• INSTRUCTION
Wherever the word "going" shows up in a line, please copy that line.
## Begin
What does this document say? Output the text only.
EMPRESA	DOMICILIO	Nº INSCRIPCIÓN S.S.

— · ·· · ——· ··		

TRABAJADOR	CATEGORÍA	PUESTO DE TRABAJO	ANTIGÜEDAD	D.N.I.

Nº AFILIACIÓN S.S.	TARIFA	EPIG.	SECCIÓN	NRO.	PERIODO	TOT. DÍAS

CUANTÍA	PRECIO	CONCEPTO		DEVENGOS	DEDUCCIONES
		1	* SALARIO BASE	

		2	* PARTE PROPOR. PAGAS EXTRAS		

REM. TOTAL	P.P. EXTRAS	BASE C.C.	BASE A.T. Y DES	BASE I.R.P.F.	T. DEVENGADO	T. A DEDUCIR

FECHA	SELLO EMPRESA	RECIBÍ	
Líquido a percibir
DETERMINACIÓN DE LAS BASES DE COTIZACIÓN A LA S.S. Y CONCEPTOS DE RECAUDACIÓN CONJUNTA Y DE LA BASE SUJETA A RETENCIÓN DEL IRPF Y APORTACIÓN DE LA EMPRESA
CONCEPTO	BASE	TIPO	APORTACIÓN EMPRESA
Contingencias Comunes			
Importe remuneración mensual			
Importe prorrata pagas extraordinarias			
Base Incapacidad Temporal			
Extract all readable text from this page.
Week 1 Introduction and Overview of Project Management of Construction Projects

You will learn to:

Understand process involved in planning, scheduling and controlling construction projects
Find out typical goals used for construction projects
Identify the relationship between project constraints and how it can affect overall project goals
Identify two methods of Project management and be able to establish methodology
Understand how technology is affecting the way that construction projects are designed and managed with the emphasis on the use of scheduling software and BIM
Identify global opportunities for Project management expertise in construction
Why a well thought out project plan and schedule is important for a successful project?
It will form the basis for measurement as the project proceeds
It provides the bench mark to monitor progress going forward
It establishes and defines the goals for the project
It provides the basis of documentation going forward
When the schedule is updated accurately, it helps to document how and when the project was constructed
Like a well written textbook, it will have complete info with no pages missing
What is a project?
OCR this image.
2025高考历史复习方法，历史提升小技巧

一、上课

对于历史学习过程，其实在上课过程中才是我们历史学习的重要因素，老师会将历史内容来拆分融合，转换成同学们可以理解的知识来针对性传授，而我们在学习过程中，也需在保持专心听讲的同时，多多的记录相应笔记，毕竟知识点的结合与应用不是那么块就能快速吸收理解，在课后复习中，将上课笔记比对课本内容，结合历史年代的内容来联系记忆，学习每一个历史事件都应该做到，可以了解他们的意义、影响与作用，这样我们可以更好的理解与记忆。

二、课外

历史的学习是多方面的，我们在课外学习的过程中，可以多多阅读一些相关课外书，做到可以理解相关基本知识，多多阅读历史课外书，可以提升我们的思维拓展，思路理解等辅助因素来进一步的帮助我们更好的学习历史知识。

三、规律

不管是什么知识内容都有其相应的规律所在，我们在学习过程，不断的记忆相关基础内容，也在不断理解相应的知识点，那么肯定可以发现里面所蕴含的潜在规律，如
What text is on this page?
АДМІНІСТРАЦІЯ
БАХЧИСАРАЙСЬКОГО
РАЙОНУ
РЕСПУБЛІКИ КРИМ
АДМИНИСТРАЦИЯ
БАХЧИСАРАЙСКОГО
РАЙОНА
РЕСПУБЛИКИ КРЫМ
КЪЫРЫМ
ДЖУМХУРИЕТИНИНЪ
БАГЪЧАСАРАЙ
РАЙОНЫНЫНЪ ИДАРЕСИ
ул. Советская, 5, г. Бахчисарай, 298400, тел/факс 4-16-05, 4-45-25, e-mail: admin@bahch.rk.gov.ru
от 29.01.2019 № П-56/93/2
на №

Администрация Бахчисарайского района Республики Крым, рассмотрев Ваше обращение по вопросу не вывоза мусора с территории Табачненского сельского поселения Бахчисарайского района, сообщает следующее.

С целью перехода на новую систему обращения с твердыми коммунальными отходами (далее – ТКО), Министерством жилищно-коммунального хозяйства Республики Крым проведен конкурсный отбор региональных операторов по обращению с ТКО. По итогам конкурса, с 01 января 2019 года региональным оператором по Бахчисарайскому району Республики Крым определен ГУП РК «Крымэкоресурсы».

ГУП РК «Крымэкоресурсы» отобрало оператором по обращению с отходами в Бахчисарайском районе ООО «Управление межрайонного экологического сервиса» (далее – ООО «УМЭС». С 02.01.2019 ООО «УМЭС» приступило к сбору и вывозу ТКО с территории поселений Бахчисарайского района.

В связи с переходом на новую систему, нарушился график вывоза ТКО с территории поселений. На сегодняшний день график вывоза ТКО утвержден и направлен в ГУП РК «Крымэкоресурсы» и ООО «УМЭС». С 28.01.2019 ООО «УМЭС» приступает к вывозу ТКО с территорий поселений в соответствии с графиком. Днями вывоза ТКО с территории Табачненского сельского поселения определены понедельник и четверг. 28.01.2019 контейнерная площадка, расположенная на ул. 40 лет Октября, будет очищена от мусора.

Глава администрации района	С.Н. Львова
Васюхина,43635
## End
• ANSWER FOR THIS EXERCISE
It provides the bench mark to monitor progress going forward
It provides the basis of documentation going forward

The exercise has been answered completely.